■ **Problem description**
Of the lines in these entries, how many contain the string "olarak"? Give the number and nothing else.

[Stored data]

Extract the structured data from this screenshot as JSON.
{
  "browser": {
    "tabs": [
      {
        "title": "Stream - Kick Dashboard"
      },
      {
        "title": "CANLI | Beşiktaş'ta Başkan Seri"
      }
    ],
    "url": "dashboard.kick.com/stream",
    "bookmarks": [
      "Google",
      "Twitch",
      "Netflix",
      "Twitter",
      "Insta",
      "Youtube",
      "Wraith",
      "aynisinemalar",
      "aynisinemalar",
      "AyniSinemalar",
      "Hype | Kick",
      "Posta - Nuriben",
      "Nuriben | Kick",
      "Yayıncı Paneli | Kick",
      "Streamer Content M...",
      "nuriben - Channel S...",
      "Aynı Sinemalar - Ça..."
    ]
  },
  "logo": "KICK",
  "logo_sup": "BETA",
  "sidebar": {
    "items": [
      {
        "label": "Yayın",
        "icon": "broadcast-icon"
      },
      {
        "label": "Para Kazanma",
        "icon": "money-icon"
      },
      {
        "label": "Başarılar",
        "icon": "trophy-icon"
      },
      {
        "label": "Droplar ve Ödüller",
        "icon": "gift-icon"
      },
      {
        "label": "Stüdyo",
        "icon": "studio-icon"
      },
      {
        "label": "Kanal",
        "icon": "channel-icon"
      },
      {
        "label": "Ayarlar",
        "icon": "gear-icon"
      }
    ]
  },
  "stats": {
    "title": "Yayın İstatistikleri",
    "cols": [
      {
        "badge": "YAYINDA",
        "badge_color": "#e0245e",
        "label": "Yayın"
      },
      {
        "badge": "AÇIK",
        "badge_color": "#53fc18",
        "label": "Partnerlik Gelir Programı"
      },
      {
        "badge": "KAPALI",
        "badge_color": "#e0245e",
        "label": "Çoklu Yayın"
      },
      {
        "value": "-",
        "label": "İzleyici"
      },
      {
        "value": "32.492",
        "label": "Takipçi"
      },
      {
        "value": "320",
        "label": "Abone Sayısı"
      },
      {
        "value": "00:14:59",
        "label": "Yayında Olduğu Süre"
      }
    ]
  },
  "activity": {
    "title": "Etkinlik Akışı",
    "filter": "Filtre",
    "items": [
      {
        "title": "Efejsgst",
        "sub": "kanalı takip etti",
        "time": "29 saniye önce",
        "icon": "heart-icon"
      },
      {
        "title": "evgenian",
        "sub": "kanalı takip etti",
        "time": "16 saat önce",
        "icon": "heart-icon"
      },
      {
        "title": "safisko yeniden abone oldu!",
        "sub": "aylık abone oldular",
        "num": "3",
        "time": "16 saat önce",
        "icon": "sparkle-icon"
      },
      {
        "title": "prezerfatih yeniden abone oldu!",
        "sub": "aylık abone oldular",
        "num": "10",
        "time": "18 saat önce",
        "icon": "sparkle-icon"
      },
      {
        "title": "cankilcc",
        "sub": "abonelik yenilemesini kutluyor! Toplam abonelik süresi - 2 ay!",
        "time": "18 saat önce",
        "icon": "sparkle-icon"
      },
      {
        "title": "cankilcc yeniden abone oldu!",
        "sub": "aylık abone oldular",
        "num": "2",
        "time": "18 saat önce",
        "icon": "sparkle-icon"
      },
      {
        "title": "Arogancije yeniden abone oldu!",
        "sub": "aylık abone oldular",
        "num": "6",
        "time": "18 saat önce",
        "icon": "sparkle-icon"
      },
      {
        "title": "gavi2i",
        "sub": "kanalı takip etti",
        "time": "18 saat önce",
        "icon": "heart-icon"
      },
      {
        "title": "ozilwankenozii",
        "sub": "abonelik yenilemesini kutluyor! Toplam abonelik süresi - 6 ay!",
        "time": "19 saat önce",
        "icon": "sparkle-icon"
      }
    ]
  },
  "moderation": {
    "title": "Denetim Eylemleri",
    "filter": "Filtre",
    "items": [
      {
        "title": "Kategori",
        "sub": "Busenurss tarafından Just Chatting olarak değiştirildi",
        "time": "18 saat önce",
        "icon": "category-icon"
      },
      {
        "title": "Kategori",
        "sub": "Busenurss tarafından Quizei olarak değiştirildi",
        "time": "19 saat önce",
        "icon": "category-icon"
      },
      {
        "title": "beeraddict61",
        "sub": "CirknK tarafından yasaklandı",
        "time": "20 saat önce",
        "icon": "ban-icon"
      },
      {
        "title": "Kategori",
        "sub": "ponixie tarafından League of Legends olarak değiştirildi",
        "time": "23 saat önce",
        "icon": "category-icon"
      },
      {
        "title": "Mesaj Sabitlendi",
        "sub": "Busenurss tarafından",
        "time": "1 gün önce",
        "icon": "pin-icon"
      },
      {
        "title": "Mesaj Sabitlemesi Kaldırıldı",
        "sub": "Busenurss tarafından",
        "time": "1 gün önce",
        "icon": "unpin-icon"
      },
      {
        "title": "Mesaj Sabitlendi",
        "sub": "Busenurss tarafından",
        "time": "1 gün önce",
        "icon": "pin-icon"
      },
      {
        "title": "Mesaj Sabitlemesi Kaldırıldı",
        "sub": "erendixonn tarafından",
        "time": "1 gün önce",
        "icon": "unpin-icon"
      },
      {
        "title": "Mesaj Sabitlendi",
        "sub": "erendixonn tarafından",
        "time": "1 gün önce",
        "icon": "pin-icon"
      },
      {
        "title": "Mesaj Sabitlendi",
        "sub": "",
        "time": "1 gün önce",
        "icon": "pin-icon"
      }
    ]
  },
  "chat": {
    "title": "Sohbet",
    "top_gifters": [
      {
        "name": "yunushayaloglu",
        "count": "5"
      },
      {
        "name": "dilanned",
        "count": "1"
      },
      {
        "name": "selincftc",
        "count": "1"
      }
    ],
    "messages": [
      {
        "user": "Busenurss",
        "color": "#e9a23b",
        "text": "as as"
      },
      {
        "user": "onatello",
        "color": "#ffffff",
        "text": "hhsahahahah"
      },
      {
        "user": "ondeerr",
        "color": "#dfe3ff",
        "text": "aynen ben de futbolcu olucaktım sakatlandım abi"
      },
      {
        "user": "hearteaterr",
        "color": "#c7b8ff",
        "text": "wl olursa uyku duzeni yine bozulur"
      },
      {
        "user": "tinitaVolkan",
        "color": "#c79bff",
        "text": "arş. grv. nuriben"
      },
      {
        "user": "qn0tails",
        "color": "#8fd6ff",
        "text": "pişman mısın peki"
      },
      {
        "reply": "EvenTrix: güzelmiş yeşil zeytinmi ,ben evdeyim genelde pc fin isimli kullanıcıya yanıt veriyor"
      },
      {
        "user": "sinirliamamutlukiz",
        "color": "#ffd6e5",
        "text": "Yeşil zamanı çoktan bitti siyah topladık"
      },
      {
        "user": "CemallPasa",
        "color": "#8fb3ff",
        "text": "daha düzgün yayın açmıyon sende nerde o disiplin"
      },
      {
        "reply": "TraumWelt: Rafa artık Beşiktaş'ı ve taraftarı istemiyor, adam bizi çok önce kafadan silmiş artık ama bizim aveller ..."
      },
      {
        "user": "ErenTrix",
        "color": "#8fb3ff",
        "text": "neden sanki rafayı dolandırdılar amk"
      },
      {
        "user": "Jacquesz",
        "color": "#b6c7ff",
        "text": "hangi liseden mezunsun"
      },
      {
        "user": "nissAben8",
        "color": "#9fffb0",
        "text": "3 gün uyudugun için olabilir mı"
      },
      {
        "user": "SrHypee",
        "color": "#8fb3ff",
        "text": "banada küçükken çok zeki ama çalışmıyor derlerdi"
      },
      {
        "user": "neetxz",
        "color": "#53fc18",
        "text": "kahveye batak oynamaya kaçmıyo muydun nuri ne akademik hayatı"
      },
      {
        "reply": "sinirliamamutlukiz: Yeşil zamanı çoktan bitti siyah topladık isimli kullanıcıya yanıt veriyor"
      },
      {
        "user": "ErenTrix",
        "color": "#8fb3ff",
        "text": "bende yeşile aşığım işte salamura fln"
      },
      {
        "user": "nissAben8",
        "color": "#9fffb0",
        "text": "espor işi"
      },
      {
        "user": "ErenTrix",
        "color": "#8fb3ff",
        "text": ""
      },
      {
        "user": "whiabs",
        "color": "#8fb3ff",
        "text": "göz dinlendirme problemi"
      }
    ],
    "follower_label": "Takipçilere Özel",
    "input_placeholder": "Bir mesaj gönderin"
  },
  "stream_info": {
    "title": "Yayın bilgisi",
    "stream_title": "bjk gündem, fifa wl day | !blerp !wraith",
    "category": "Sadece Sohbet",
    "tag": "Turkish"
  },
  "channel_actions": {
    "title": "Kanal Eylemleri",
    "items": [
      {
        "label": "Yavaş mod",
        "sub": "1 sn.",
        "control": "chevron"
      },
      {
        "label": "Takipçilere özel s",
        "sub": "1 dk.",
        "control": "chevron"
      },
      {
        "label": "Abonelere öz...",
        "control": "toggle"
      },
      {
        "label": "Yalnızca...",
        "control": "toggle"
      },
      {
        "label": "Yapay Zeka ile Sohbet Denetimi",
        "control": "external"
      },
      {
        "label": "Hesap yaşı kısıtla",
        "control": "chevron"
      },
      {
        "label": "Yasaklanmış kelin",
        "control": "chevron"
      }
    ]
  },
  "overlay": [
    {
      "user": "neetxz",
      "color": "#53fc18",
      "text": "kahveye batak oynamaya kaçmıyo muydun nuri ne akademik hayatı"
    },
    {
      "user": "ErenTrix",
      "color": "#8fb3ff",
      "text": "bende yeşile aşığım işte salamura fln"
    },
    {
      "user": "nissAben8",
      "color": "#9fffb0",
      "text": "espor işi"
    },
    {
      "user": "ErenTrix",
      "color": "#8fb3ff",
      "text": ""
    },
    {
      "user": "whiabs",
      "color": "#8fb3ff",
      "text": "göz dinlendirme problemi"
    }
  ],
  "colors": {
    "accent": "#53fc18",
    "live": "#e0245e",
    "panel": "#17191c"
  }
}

■ **The result**
3